> [Instructions for the task]
Look for the string "from" and copy every line that has it.
____________________
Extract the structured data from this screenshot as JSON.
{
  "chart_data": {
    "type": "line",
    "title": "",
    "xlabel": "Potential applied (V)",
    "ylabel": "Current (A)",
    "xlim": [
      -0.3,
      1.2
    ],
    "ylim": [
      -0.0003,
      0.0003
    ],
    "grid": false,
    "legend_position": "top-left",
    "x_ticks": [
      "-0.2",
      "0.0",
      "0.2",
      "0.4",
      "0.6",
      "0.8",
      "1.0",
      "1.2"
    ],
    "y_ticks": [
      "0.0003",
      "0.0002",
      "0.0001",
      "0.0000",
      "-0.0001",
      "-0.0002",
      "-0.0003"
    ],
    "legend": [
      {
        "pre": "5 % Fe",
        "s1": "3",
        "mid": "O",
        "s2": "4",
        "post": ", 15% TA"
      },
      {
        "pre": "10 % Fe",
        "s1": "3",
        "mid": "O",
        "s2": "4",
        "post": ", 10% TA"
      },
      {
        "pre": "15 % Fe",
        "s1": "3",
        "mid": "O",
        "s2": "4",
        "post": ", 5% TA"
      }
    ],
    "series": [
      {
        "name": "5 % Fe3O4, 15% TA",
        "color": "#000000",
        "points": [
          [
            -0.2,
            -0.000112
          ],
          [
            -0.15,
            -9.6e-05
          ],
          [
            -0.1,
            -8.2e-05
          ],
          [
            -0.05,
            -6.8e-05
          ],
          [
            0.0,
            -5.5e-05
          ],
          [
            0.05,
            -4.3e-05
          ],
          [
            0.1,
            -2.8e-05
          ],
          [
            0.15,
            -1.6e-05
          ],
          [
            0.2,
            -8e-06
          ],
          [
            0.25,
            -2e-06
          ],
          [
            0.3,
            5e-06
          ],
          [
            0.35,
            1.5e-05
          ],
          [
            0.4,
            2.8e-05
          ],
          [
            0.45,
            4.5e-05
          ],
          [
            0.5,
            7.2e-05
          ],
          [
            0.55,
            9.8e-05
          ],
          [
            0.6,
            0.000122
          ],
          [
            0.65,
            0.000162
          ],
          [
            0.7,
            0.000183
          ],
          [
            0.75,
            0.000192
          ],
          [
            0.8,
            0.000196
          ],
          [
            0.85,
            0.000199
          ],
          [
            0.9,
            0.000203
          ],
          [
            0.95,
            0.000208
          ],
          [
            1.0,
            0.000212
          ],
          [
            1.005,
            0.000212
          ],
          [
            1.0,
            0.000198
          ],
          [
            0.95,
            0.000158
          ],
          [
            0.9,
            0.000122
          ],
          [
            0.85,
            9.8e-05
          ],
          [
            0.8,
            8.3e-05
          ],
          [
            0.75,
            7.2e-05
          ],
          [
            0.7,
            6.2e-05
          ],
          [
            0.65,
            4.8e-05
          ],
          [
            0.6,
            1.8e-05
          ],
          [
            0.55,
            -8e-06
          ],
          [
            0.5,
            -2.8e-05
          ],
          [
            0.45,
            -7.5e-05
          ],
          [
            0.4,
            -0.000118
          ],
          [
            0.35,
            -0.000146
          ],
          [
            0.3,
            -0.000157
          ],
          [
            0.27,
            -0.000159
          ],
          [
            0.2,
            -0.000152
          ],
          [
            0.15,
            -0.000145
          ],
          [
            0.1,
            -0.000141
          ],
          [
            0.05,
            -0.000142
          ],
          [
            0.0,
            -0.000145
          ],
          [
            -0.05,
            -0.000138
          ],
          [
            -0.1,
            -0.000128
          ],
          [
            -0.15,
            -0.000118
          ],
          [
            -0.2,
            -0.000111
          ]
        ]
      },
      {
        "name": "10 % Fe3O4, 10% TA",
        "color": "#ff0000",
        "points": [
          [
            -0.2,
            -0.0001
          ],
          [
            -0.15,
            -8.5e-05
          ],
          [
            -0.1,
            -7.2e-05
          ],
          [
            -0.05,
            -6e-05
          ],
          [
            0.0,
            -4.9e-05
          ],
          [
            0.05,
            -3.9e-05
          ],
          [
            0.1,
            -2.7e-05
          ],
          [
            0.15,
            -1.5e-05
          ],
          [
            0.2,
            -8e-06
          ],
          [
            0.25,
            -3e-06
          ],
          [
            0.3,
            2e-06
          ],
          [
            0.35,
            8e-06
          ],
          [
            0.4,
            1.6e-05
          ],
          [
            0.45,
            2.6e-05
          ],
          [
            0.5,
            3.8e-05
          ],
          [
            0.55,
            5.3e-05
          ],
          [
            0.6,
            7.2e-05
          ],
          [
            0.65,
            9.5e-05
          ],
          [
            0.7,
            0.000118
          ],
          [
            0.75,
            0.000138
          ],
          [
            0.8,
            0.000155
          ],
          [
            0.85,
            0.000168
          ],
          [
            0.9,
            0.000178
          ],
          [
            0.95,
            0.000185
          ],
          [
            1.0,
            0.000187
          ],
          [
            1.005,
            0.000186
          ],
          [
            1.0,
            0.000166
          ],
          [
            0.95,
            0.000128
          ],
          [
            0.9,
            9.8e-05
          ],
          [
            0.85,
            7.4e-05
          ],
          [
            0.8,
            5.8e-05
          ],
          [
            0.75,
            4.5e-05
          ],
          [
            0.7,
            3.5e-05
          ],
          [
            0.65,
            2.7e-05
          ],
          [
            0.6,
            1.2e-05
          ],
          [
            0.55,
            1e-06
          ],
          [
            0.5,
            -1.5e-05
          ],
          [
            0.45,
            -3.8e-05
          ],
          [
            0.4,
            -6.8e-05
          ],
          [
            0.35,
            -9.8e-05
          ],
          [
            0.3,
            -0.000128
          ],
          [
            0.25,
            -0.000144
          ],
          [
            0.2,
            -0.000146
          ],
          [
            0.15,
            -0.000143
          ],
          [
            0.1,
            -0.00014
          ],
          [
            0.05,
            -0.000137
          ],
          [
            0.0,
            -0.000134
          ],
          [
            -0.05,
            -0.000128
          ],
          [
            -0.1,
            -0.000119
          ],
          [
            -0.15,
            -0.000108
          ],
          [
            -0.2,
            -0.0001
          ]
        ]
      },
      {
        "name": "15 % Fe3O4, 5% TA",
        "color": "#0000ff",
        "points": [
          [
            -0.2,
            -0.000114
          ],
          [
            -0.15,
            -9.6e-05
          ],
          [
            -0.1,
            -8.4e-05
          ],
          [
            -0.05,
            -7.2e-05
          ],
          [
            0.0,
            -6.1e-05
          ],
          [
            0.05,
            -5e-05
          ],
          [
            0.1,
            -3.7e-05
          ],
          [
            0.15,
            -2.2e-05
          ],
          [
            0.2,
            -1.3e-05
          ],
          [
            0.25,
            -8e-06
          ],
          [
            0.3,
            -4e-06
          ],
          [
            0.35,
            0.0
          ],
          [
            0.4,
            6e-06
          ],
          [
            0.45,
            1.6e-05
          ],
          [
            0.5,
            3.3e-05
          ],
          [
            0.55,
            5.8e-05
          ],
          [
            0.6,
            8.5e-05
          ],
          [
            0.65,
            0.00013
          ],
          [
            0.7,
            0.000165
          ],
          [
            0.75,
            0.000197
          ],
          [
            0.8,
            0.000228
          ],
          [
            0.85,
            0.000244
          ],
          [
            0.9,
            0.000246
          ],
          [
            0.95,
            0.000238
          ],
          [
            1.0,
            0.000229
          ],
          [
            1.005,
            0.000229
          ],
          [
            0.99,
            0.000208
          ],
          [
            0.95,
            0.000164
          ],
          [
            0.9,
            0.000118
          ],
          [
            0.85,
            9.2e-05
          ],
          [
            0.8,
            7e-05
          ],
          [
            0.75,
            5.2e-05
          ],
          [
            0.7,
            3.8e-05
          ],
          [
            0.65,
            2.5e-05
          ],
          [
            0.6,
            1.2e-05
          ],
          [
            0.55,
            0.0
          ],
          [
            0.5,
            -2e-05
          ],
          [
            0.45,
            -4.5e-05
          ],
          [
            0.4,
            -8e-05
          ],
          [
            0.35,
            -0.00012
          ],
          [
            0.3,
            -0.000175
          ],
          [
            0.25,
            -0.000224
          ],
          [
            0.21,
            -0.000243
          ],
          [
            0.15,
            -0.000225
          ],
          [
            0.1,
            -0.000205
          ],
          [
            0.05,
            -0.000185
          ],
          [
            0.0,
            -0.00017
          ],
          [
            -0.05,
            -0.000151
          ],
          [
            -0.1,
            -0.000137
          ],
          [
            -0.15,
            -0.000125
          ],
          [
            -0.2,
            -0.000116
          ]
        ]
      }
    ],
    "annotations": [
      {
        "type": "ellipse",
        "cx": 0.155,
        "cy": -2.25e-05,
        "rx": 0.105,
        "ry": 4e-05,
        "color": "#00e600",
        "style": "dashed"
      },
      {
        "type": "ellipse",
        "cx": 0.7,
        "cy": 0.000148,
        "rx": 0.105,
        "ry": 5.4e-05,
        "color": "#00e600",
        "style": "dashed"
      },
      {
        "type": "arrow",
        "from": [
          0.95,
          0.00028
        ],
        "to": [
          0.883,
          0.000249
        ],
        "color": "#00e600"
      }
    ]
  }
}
____________________
> [Complete output]
Extract the structured data from this screenshot as JSON.
        "from": [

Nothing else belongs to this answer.